>> begin

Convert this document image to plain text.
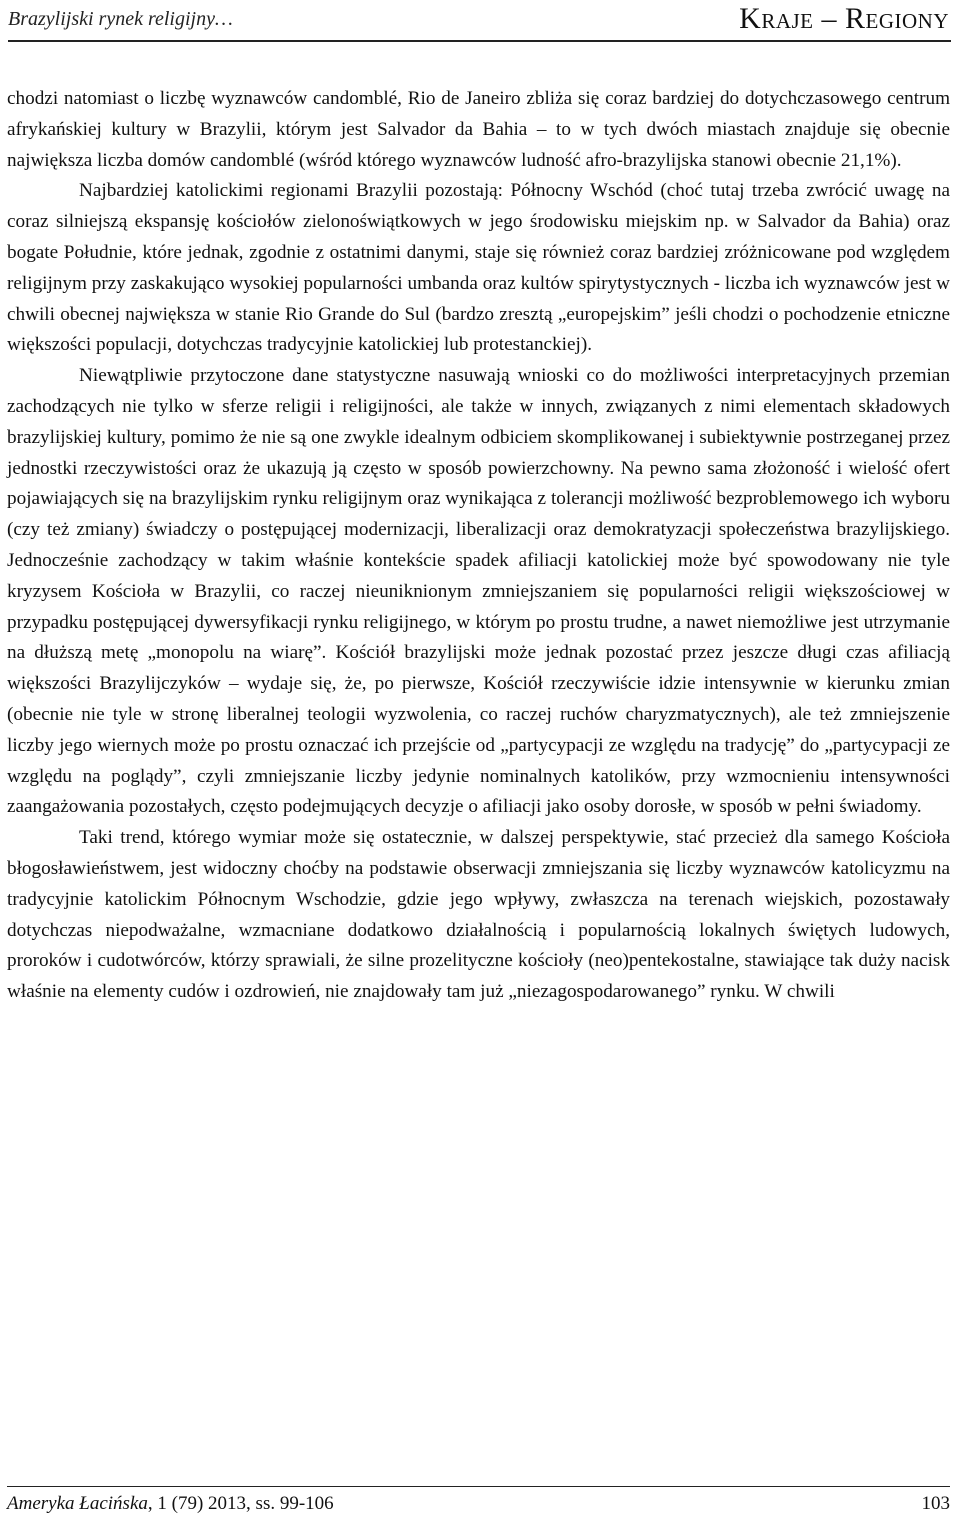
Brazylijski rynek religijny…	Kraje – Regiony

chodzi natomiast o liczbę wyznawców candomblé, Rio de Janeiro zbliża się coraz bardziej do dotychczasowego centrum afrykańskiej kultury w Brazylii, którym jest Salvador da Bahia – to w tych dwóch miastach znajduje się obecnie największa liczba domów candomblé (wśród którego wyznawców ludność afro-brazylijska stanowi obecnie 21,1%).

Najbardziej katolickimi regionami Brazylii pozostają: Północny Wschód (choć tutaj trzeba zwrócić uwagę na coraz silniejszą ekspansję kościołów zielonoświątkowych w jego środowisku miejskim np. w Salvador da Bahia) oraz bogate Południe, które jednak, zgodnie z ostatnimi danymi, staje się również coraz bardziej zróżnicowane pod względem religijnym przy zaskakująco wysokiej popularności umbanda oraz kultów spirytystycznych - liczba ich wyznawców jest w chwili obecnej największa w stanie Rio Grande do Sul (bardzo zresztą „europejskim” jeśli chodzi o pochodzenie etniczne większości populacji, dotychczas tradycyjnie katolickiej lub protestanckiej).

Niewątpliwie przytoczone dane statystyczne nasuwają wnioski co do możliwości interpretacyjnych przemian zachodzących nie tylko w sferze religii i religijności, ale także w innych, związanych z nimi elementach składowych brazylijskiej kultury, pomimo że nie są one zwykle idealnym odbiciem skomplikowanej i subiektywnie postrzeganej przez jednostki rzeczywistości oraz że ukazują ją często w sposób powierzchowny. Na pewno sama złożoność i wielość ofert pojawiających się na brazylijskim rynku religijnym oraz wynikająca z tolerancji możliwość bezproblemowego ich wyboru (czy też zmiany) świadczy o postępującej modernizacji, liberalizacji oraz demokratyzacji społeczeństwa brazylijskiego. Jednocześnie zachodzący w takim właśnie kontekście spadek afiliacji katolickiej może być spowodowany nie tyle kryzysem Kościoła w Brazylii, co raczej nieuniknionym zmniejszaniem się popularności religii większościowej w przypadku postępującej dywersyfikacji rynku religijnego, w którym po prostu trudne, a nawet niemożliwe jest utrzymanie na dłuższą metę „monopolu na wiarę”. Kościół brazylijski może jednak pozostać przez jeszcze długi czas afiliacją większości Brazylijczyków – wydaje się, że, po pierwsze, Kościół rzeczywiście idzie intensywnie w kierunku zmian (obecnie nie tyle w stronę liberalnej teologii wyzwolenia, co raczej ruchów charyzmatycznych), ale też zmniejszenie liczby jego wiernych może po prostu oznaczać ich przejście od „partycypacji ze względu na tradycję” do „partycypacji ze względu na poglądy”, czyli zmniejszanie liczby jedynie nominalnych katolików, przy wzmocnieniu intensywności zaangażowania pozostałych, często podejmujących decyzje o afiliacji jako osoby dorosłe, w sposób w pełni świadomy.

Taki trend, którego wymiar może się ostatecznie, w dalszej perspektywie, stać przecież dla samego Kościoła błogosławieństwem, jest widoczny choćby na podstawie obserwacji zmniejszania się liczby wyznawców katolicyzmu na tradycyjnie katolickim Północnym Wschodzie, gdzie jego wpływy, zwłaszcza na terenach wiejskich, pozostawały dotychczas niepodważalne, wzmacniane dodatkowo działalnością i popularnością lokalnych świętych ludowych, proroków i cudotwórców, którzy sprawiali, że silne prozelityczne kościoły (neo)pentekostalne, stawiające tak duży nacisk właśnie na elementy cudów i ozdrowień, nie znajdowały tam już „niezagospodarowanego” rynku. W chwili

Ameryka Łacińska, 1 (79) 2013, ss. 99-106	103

>> end
>> begin

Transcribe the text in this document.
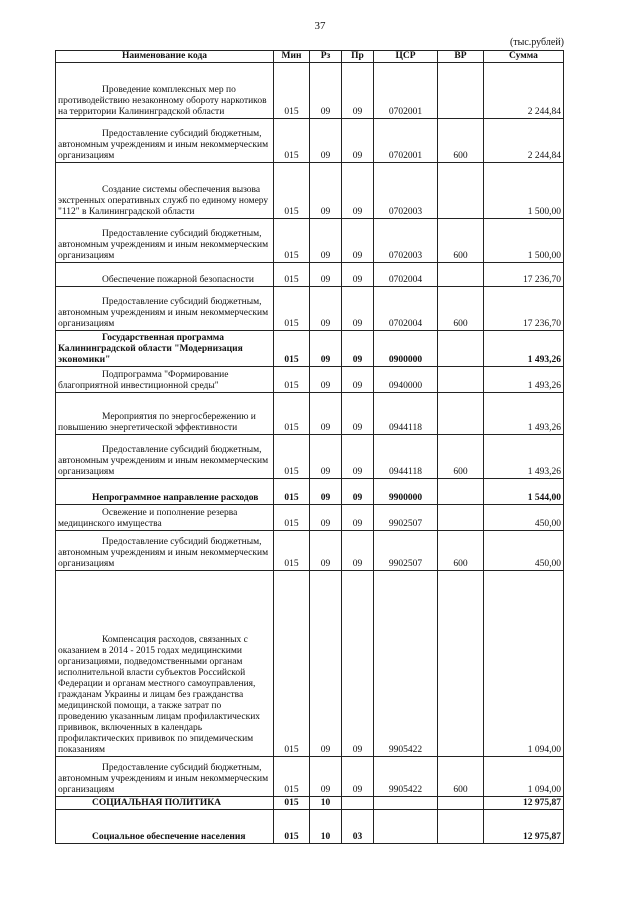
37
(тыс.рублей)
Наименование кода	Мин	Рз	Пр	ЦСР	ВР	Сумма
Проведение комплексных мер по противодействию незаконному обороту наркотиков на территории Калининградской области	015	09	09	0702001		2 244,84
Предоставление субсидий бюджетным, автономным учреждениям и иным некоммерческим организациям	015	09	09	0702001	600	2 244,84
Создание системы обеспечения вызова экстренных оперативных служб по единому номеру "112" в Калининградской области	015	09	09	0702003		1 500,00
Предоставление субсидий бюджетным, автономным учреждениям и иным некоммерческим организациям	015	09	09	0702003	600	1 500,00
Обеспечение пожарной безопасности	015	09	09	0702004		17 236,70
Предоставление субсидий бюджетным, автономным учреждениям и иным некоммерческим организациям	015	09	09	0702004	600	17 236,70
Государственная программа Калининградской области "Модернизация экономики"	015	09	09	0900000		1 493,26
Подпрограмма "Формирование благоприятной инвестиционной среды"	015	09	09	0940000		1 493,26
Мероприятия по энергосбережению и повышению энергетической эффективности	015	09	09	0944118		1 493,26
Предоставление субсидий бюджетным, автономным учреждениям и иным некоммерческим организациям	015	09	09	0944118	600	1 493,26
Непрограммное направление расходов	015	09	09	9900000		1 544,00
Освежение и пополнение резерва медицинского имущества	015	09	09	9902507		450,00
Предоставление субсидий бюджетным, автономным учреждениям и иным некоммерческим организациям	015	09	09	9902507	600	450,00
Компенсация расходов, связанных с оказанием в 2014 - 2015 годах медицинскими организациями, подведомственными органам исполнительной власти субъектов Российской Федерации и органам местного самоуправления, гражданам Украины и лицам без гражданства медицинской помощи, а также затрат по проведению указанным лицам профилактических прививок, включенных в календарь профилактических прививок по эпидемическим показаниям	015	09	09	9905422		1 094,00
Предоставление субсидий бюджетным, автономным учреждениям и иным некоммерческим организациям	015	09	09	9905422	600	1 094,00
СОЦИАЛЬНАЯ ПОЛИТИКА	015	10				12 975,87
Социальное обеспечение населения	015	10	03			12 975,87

>> end
>> begin

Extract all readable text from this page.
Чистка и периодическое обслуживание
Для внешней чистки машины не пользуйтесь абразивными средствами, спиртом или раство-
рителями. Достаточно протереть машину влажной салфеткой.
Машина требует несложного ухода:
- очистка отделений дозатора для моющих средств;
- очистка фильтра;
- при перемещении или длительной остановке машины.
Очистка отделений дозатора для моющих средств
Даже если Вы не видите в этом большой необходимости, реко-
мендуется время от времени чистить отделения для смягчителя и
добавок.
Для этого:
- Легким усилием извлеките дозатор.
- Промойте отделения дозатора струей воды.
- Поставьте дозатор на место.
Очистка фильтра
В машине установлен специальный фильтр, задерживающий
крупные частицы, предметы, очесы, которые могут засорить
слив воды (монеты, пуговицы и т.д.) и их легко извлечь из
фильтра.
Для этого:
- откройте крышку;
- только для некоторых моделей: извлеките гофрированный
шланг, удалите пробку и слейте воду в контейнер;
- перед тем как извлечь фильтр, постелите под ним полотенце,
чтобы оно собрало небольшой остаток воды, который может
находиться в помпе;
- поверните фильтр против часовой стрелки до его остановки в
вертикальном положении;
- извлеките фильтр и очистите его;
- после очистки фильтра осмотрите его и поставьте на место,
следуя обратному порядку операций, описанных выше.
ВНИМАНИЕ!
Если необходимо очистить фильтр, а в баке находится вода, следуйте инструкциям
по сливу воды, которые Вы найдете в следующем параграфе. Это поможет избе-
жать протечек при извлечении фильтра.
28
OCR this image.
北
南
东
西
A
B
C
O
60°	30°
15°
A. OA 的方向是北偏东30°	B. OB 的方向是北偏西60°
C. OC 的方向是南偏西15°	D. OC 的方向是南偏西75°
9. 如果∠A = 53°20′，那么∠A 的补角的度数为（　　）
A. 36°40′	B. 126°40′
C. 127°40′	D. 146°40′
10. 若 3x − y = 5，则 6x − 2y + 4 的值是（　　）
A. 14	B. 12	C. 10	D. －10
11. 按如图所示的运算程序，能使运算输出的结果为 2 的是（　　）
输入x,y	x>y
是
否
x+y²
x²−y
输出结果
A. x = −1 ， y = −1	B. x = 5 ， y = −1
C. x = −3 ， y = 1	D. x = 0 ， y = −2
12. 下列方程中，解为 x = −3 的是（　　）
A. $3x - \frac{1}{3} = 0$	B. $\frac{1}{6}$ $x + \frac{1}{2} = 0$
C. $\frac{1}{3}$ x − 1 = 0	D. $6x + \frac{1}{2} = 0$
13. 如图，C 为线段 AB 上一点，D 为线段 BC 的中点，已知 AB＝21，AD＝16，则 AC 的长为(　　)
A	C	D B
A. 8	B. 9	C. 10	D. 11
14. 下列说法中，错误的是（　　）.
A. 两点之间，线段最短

>> end

From the listing above, collect each line in which the string "которые" appears.

крупные частицы, предметы, очесы, которые могут засорить
по сливу воды, которые Вы найдете в следующем параграфе. Это поможет избе-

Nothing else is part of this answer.